Exercise instructions: Return all lines below containing the word "party".

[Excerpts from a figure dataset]
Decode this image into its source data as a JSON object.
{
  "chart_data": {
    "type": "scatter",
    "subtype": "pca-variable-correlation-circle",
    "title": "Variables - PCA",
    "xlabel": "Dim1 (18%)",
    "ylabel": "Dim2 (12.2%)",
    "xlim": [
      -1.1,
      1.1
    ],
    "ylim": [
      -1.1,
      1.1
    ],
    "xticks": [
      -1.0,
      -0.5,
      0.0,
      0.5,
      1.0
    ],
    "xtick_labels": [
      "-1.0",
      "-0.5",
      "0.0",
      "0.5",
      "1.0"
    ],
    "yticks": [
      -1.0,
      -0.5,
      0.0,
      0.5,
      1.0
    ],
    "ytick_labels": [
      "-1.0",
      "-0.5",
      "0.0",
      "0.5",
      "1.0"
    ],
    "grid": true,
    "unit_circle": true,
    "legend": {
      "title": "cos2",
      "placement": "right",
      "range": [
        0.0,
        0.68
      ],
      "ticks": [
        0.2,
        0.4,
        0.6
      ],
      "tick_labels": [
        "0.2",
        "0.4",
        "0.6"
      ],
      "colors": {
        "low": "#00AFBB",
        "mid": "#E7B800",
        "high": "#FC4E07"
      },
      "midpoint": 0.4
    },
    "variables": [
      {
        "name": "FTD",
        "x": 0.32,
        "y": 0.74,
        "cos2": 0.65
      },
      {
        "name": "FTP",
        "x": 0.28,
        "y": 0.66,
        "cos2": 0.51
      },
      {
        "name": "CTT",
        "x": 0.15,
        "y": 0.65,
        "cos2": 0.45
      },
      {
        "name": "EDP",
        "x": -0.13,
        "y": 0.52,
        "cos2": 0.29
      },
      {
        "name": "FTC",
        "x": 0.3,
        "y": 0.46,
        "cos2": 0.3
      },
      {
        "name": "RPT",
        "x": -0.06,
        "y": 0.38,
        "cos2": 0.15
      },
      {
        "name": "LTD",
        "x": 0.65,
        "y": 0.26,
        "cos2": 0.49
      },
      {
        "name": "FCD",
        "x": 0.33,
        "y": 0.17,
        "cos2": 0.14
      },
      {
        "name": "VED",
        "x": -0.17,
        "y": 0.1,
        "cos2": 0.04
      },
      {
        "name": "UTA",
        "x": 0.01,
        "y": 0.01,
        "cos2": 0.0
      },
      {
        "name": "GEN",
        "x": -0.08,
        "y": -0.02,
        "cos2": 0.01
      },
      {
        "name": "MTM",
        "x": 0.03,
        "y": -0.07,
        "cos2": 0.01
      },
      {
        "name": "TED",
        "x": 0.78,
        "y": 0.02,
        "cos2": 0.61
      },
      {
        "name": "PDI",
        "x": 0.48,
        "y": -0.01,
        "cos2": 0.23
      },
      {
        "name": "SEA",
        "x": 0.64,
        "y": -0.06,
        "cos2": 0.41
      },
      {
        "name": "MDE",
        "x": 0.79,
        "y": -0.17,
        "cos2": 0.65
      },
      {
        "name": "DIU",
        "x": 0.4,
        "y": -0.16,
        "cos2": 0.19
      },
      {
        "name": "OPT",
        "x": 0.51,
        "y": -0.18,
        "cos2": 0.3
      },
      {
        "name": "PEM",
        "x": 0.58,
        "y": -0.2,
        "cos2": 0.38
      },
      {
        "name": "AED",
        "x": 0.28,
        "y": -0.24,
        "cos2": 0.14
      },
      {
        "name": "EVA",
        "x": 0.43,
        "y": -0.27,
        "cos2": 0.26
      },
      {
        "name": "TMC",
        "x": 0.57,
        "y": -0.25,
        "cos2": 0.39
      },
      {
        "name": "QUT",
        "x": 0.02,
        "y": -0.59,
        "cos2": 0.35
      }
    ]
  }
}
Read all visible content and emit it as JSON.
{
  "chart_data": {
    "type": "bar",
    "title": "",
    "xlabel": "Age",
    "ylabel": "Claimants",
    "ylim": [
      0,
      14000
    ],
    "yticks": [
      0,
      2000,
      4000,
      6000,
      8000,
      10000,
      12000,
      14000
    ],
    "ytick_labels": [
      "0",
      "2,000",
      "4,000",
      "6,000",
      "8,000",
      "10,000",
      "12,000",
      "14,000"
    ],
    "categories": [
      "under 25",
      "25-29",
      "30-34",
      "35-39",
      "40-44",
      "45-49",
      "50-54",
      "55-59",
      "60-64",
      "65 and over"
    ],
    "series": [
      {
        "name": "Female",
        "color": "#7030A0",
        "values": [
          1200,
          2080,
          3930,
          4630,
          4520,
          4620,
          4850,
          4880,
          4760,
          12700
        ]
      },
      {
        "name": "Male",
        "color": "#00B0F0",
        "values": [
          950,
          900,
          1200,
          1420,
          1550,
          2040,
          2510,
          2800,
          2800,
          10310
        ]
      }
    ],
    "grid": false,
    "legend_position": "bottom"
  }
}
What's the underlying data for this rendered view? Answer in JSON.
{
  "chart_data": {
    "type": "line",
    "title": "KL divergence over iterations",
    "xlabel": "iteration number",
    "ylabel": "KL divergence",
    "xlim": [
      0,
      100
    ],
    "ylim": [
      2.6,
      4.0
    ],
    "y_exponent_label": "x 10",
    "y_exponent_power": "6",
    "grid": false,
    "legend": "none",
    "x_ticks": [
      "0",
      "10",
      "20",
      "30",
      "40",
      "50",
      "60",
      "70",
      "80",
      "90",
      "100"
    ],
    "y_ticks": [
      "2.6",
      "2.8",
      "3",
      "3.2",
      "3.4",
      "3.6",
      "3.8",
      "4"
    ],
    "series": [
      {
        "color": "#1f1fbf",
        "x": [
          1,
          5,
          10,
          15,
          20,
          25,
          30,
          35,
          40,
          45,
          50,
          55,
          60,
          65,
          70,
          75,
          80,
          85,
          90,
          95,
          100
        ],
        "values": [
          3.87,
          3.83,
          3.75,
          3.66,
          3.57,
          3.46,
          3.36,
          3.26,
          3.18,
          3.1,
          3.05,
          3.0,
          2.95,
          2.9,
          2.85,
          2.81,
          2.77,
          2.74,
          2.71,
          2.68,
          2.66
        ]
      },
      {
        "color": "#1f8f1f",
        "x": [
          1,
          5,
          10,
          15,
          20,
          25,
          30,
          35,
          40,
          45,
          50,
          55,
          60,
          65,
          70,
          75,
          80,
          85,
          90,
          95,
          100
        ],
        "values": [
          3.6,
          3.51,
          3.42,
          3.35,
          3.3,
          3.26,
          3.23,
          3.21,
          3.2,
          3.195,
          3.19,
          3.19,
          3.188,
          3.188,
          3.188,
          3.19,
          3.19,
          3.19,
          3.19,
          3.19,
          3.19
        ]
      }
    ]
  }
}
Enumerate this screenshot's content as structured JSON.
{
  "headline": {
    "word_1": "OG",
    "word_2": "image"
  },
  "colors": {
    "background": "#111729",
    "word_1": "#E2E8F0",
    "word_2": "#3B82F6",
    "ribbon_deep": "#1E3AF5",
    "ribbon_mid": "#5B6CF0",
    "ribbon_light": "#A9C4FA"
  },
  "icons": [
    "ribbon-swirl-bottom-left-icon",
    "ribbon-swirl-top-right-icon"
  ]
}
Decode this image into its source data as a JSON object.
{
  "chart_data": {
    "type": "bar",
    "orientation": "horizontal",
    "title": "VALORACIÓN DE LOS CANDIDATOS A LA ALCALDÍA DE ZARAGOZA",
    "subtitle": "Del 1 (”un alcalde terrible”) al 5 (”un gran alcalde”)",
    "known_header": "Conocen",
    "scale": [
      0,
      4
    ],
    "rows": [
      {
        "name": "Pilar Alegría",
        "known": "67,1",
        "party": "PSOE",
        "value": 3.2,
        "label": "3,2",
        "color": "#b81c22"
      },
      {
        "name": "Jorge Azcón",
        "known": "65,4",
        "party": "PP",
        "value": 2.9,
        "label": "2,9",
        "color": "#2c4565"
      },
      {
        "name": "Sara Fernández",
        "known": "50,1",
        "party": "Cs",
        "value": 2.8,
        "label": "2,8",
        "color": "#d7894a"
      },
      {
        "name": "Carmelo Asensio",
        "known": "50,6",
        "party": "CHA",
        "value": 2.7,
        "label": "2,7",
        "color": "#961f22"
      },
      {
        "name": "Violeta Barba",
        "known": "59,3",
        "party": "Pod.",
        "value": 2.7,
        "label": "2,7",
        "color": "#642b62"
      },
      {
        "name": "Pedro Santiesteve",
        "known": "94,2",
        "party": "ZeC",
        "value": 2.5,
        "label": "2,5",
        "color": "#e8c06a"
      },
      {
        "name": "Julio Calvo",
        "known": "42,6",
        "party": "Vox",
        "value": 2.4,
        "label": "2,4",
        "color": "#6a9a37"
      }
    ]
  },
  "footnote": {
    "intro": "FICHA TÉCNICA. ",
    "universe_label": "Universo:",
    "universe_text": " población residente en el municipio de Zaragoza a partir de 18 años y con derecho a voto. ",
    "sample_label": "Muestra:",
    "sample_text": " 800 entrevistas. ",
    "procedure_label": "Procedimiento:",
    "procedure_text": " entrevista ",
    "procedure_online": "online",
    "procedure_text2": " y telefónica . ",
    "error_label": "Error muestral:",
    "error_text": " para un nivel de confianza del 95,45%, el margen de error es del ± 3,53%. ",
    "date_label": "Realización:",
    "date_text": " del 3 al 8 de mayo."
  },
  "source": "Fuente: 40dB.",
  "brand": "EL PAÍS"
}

Finished exercise:
        "party": "PSOE",
        "party": "PP",
        "party": "Cs",
        "party": "CHA",
        "party": "Pod.",
        "party": "ZeC",
        "party": "Vox",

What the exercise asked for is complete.